EXERCISE DIRECTIONS — Give every line from the entries that contains "неровностями".

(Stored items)
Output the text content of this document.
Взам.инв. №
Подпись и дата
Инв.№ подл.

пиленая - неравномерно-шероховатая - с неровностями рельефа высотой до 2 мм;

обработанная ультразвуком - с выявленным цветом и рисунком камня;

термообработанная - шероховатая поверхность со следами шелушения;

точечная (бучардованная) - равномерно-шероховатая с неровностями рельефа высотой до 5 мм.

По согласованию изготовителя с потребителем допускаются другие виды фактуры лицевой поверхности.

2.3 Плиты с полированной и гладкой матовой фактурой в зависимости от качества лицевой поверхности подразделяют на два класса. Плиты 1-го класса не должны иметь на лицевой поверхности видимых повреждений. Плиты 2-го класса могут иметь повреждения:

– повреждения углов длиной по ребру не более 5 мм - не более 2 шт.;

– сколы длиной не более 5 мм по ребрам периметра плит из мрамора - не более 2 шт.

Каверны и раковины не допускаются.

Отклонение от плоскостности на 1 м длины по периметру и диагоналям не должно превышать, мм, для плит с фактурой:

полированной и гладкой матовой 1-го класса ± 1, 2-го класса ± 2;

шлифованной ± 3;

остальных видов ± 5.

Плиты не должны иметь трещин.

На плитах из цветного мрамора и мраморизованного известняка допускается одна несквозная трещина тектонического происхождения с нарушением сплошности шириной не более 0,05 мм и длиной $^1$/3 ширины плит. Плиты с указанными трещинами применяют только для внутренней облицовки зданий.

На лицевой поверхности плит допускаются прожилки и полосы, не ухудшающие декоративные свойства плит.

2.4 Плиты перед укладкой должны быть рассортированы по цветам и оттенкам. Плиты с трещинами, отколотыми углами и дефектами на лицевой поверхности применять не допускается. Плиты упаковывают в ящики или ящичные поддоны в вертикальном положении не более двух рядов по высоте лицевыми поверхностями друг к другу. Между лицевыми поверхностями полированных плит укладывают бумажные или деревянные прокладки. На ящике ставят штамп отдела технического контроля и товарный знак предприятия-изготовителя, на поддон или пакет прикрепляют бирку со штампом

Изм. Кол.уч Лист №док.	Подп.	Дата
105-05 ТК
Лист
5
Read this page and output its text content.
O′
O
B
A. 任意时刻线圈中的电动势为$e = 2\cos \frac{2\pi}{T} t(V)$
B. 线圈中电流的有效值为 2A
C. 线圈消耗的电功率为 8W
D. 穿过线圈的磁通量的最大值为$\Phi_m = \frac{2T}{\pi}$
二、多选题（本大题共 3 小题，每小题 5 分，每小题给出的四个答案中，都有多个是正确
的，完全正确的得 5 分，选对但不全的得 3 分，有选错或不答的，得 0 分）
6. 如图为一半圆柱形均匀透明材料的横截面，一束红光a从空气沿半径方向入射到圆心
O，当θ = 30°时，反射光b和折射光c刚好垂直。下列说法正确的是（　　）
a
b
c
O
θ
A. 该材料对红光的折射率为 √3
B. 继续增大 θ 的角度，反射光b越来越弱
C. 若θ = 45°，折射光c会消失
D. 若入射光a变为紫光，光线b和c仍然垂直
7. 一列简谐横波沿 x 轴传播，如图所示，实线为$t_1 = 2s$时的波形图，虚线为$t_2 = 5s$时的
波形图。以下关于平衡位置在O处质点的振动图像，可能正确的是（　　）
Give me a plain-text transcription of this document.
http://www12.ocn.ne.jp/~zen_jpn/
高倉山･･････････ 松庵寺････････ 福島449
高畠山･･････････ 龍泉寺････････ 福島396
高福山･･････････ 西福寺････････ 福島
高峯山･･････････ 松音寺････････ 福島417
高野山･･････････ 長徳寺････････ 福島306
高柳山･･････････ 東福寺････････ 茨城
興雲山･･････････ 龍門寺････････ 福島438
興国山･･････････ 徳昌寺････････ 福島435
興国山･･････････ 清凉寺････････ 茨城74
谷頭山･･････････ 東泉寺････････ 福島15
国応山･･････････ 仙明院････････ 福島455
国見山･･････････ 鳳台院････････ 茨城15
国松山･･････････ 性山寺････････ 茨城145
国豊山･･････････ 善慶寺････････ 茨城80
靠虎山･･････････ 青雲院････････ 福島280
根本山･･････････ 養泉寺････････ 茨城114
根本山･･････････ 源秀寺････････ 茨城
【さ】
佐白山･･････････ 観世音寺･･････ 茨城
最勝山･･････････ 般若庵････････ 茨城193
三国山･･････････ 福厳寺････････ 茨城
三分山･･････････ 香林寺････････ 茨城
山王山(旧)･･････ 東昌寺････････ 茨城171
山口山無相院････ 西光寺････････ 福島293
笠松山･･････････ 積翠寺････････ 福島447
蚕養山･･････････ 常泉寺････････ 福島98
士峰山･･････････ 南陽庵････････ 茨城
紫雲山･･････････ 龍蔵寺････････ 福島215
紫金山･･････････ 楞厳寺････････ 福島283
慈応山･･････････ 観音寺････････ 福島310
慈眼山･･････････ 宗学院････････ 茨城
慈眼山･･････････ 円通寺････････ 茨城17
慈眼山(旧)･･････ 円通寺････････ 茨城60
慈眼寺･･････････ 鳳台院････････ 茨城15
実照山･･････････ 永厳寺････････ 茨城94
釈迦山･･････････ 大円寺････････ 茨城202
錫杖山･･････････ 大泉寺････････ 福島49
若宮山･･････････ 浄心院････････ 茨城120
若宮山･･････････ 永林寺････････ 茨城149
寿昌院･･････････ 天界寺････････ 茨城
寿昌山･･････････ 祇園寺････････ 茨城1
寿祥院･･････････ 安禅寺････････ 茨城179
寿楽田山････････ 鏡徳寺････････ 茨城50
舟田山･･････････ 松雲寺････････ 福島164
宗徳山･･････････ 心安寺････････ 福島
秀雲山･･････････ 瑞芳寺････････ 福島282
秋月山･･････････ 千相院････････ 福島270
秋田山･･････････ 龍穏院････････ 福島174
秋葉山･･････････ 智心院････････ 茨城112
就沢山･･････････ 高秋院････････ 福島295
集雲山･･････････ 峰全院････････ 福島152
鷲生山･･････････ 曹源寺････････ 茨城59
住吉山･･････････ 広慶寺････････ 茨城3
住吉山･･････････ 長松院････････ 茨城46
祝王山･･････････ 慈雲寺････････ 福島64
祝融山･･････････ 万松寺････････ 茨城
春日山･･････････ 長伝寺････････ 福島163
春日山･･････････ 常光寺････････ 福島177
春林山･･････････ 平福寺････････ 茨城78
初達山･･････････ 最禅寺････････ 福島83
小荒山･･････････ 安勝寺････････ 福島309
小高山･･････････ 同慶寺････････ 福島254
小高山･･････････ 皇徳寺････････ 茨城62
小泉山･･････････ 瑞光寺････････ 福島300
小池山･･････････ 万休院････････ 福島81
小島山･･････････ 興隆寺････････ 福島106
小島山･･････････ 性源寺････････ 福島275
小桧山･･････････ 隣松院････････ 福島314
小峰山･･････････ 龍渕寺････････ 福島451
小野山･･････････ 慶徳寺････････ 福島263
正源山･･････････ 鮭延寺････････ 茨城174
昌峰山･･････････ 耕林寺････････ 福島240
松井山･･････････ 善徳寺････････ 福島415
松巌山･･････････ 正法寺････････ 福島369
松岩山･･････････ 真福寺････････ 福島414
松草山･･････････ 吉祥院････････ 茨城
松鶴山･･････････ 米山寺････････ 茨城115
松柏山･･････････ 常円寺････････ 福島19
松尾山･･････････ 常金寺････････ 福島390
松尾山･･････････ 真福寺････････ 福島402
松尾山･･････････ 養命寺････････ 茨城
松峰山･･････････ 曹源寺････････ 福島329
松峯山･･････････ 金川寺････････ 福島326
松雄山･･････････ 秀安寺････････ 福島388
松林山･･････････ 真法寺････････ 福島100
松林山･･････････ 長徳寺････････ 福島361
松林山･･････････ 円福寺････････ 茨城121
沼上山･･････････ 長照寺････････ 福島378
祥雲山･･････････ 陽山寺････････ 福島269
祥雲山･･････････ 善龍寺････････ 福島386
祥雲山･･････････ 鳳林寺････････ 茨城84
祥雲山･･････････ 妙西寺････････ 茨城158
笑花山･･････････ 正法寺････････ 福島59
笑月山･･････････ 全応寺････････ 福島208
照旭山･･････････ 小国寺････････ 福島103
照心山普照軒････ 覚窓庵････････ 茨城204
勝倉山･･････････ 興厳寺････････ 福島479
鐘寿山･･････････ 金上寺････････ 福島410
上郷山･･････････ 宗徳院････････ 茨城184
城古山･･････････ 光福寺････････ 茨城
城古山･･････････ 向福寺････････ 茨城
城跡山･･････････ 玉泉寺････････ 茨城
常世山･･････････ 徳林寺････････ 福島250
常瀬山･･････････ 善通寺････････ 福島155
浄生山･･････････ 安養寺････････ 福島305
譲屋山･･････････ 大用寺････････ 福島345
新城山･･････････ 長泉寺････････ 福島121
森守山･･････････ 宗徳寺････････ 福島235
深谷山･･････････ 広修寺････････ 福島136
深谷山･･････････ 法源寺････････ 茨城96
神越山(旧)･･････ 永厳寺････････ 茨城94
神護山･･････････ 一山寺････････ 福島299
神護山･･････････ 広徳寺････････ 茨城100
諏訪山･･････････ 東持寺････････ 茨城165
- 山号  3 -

SOLVED PROBLEM —
пиленая - неравномерно-шероховатая - с неровностями рельефа высотой до 2 мм;
точечная (бучардованная) - равномерно-шероховатая с неровностями рельефа высотой до 5 мм.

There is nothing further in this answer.